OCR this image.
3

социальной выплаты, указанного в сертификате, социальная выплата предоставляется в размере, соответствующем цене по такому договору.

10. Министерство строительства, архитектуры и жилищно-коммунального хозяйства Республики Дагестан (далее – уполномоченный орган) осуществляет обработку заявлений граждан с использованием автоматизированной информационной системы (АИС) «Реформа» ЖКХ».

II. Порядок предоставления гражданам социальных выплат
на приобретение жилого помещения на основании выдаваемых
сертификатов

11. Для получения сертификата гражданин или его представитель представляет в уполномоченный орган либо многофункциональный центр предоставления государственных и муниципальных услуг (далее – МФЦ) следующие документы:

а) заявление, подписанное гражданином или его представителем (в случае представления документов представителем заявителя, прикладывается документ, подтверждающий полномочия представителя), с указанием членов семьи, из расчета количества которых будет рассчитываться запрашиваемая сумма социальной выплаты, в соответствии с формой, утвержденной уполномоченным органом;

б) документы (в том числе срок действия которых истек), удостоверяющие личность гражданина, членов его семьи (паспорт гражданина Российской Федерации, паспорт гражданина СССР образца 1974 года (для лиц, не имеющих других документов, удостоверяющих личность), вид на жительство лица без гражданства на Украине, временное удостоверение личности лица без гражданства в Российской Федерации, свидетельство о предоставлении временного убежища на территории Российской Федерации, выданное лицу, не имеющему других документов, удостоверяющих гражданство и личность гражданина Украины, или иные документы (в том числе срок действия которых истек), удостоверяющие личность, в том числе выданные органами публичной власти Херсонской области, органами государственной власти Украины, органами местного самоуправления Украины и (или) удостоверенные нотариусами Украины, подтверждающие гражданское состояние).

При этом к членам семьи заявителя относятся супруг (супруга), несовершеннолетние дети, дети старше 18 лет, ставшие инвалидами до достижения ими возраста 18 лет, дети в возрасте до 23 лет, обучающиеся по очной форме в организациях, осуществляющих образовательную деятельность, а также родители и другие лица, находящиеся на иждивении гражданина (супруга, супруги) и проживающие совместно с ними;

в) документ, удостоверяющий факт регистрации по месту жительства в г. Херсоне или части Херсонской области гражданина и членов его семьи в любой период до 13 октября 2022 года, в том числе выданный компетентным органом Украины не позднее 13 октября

════════════════════

▶ Requirements: Transcribe the full listing above without leaving anything out.

▶ Exercise output:
OCR this image.
3

социальной выплаты, указанного в сертификате, социальная выплата предоставляется в размере, соответствующем цене по такому договору.

10. Министерство строительства, архитектуры и жилищно-коммунального хозяйства Республики Дагестан (далее – уполномоченный орган) осуществляет обработку заявлений граждан с использованием автоматизированной информационной системы (АИС) «Реформа» ЖКХ».

II. Порядок предоставления гражданам социальных выплат
на приобретение жилого помещения на основании выдаваемых
сертификатов

11. Для получения сертификата гражданин или его представитель представляет в уполномоченный орган либо многофункциональный центр предоставления государственных и муниципальных услуг (далее – МФЦ) следующие документы:

а) заявление, подписанное гражданином или его представителем (в случае представления документов представителем заявителя, прикладывается документ, подтверждающий полномочия представителя), с указанием членов семьи, из расчета количества которых будет рассчитываться запрашиваемая сумма социальной выплаты, в соответствии с формой, утвержденной уполномоченным органом;

б) документы (в том числе срок действия которых истек), удостоверяющие личность гражданина, членов его семьи (паспорт гражданина Российской Федерации, паспорт гражданина СССР образца 1974 года (для лиц, не имеющих других документов, удостоверяющих личность), вид на жительство лица без гражданства на Украине, временное удостоверение личности лица без гражданства в Российской Федерации, свидетельство о предоставлении временного убежища на территории Российской Федерации, выданное лицу, не имеющему других документов, удостоверяющих гражданство и личность гражданина Украины, или иные документы (в том числе срок действия которых истек), удостоверяющие личность, в том числе выданные органами публичной власти Херсонской области, органами государственной власти Украины, органами местного самоуправления Украины и (или) удостоверенные нотариусами Украины, подтверждающие гражданское состояние).

При этом к членам семьи заявителя относятся супруг (супруга), несовершеннолетние дети, дети старше 18 лет, ставшие инвалидами до достижения ими возраста 18 лет, дети в возрасте до 23 лет, обучающиеся по очной форме в организациях, осуществляющих образовательную деятельность, а также родители и другие лица, находящиеся на иждивении гражданина (супруга, супруги) и проживающие совместно с ними;

в) документ, удостоверяющий факт регистрации по месту жительства в г. Херсоне или части Херсонской области гражданина и членов его семьи в любой период до 13 октября 2022 года, в том числе выданный компетентным органом Украины не позднее 13 октября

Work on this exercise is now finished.